───── Extrait choisi ─────

Aussitôt, tous les comptes officiels et les actes notariés se plièrent à la décision royale et l’on apprit rapidement à donner aux monnaies une valeur en fractions d’écu. Cependant, le nouveau système fut plus long à se diffuser chez les particuliers. Mais il fut en quelques mois unanimement adopté. La consultation des archives montre toutefois qu’on précisait souvent auprès d’une somme indiquée en écus son équivalent en livres (comme beaucoup le font encore aujourd’hui en francs à côté de l’euro, pourtant en usage depuis plus de vingt ans). Les habitudes étant fortes en matière monétaire, il est flagrant que la comptabilité par écu ne réussit jamais vraiment à s’imposer totalement.

───── Données brutes ─────

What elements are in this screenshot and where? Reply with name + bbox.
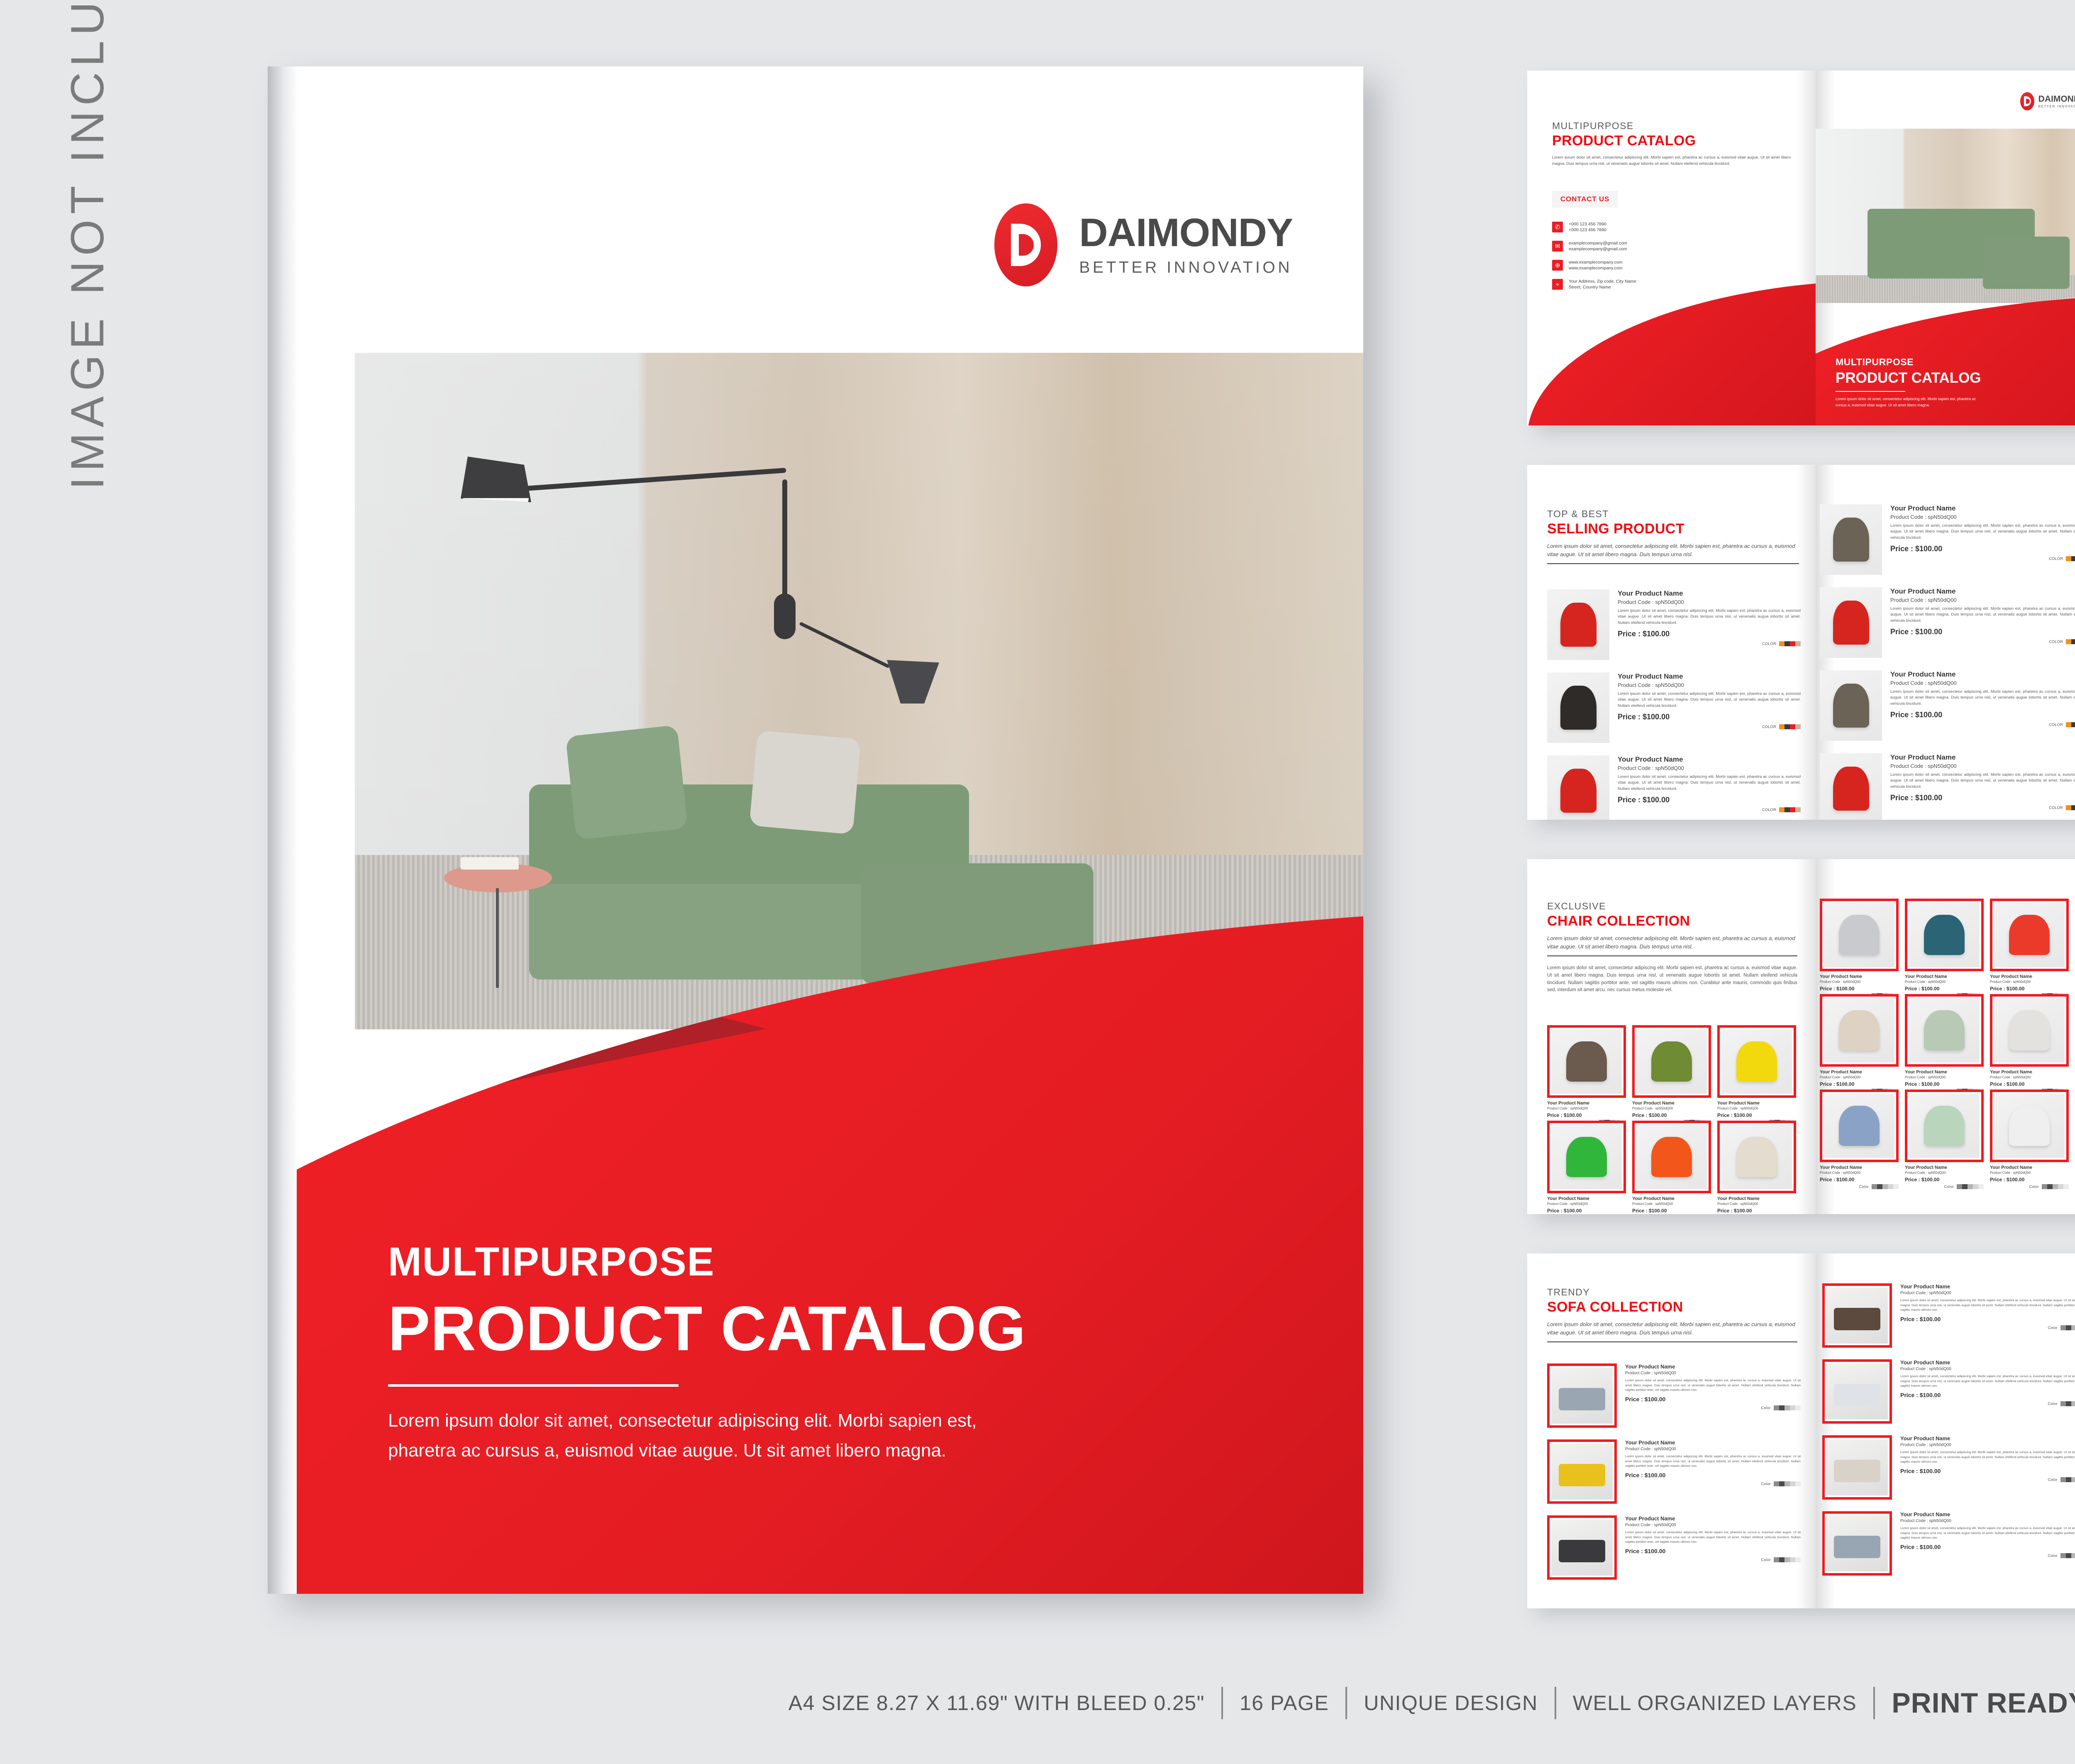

─────

Relevez toutes les unités monétaires citées dans l'extrait choisi sur la comptabilité par écu.

- écu
- livre
- franc
- euro